Work to complete: Below are some records. Count the lines with "menu" in them and give nothing but the total.

Given entries:
◇ ◇ ◇ ◇ ◇

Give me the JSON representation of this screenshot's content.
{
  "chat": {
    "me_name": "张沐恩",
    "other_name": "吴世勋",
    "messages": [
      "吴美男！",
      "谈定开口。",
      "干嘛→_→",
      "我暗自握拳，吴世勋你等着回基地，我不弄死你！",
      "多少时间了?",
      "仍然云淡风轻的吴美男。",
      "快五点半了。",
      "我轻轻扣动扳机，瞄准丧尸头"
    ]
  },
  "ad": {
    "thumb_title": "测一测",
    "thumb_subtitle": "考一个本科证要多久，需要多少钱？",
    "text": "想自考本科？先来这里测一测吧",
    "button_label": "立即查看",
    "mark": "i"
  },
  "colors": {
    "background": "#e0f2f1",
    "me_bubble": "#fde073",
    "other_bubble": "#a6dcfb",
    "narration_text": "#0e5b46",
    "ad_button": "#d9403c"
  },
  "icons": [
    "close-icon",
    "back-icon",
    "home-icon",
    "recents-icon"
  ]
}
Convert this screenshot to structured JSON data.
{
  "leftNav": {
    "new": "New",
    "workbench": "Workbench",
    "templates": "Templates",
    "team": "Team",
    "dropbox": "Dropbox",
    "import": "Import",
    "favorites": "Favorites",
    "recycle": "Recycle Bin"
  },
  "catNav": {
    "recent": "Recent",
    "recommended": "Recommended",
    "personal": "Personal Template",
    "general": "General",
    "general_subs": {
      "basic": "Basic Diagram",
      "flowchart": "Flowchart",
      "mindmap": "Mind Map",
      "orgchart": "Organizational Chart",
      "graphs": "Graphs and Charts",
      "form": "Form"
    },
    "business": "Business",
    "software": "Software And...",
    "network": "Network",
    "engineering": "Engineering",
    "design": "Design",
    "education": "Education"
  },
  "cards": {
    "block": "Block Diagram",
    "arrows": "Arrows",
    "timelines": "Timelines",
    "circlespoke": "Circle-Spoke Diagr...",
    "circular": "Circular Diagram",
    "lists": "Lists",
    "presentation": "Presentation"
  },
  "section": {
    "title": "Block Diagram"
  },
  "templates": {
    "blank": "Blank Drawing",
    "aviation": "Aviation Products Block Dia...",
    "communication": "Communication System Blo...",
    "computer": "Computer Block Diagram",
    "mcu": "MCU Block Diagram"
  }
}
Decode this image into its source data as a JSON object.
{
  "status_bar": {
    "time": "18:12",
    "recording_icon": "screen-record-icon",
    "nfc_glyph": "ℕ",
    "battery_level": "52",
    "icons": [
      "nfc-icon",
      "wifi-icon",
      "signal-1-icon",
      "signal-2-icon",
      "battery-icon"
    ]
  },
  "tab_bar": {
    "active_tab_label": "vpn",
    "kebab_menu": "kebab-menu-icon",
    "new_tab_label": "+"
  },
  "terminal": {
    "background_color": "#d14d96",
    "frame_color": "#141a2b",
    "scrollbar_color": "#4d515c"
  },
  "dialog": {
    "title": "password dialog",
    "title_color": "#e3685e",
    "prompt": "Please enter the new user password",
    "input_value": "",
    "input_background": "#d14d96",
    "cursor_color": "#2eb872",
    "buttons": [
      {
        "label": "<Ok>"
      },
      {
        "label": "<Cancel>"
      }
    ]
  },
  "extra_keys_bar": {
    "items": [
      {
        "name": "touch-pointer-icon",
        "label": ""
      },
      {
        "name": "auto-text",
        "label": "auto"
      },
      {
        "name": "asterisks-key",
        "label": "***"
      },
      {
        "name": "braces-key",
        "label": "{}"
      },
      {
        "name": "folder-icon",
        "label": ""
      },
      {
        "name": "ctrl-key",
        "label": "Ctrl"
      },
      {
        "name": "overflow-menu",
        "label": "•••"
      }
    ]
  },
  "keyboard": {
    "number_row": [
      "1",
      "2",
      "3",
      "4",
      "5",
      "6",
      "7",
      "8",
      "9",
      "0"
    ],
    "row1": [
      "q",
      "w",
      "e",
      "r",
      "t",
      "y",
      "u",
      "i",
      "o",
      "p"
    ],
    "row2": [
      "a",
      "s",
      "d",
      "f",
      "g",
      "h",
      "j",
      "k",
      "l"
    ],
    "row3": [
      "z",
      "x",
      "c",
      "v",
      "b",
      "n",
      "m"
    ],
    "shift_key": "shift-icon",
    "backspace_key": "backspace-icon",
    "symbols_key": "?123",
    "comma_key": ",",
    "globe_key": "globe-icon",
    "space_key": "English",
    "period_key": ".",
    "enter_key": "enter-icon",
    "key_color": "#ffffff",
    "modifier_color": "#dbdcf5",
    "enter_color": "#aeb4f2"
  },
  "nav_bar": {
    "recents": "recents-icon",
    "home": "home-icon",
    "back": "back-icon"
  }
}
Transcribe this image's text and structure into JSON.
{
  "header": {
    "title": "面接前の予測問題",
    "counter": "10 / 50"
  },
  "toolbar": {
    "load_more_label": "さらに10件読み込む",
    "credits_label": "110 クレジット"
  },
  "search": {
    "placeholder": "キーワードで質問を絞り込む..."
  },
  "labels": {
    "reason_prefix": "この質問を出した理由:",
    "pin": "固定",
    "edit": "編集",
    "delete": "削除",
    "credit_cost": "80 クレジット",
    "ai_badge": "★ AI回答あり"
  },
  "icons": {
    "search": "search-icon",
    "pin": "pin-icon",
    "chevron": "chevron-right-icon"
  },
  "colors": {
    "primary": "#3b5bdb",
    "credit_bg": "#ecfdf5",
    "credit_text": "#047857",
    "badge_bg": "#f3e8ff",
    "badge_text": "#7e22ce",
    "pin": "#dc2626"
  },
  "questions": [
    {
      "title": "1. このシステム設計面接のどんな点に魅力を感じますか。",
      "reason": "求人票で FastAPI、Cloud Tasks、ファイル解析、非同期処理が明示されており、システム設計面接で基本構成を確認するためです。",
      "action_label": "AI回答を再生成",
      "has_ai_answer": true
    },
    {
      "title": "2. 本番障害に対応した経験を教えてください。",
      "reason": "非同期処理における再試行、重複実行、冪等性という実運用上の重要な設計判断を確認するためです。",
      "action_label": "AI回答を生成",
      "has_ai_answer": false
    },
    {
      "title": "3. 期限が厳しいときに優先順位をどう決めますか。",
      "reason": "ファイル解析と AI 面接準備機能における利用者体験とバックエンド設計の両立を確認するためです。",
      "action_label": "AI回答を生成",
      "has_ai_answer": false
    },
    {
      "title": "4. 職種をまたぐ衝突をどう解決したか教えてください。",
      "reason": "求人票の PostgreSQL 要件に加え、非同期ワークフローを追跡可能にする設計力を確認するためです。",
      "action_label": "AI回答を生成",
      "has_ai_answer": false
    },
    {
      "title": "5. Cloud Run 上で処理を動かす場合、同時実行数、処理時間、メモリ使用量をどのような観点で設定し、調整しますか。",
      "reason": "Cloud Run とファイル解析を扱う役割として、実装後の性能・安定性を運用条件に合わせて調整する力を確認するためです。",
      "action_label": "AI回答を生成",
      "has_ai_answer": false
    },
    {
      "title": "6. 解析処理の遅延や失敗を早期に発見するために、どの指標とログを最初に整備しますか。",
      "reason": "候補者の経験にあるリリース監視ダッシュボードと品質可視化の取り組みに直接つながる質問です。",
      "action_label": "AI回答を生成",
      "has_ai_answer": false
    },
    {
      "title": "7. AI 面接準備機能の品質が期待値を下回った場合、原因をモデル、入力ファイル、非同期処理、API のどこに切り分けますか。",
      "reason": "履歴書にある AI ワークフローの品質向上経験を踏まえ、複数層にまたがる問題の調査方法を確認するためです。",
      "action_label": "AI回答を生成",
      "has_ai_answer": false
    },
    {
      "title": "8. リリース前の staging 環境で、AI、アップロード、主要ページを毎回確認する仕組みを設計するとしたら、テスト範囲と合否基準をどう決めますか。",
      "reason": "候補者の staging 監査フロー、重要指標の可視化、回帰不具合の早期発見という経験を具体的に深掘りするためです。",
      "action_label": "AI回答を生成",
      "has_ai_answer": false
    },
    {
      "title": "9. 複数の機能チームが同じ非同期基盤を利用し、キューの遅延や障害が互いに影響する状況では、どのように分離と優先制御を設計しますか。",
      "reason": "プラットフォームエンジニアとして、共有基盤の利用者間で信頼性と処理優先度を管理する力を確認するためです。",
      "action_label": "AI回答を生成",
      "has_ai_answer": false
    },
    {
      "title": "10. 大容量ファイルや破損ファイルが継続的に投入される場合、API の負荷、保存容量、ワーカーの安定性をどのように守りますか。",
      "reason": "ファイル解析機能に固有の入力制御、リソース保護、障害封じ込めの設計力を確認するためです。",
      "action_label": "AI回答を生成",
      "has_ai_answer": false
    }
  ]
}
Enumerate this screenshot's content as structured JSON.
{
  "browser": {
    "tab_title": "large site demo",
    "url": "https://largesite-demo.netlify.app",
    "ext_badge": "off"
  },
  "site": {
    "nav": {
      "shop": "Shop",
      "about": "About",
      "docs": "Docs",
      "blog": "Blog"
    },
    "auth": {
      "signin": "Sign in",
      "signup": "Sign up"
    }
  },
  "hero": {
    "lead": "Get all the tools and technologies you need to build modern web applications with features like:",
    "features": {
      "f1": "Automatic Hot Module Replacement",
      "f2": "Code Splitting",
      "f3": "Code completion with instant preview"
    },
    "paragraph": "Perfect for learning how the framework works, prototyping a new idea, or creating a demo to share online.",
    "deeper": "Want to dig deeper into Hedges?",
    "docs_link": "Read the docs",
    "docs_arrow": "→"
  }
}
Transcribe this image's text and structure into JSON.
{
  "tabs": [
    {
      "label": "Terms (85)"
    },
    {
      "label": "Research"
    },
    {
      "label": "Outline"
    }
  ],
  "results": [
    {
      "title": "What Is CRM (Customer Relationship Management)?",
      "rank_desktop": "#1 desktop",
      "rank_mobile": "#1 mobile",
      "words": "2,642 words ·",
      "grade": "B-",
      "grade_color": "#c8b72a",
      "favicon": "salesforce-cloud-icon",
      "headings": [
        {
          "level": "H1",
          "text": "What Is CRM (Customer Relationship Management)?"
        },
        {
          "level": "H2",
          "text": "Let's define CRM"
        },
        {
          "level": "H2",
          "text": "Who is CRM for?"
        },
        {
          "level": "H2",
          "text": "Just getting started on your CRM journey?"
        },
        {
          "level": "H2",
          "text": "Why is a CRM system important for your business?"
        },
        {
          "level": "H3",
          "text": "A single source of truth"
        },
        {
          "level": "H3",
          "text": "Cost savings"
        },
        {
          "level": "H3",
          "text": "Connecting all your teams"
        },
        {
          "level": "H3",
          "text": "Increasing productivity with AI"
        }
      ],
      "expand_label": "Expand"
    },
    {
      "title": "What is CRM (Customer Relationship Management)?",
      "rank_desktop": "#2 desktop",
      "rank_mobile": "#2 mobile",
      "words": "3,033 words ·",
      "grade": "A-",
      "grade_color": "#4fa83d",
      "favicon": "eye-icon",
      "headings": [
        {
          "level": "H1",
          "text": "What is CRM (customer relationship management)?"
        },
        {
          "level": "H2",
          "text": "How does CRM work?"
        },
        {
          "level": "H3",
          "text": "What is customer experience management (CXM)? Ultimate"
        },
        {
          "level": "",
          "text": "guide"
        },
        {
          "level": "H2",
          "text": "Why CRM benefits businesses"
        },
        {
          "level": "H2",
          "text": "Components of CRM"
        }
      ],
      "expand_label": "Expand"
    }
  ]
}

◇ ◇ ◇ ◇ ◇

Written answer: 2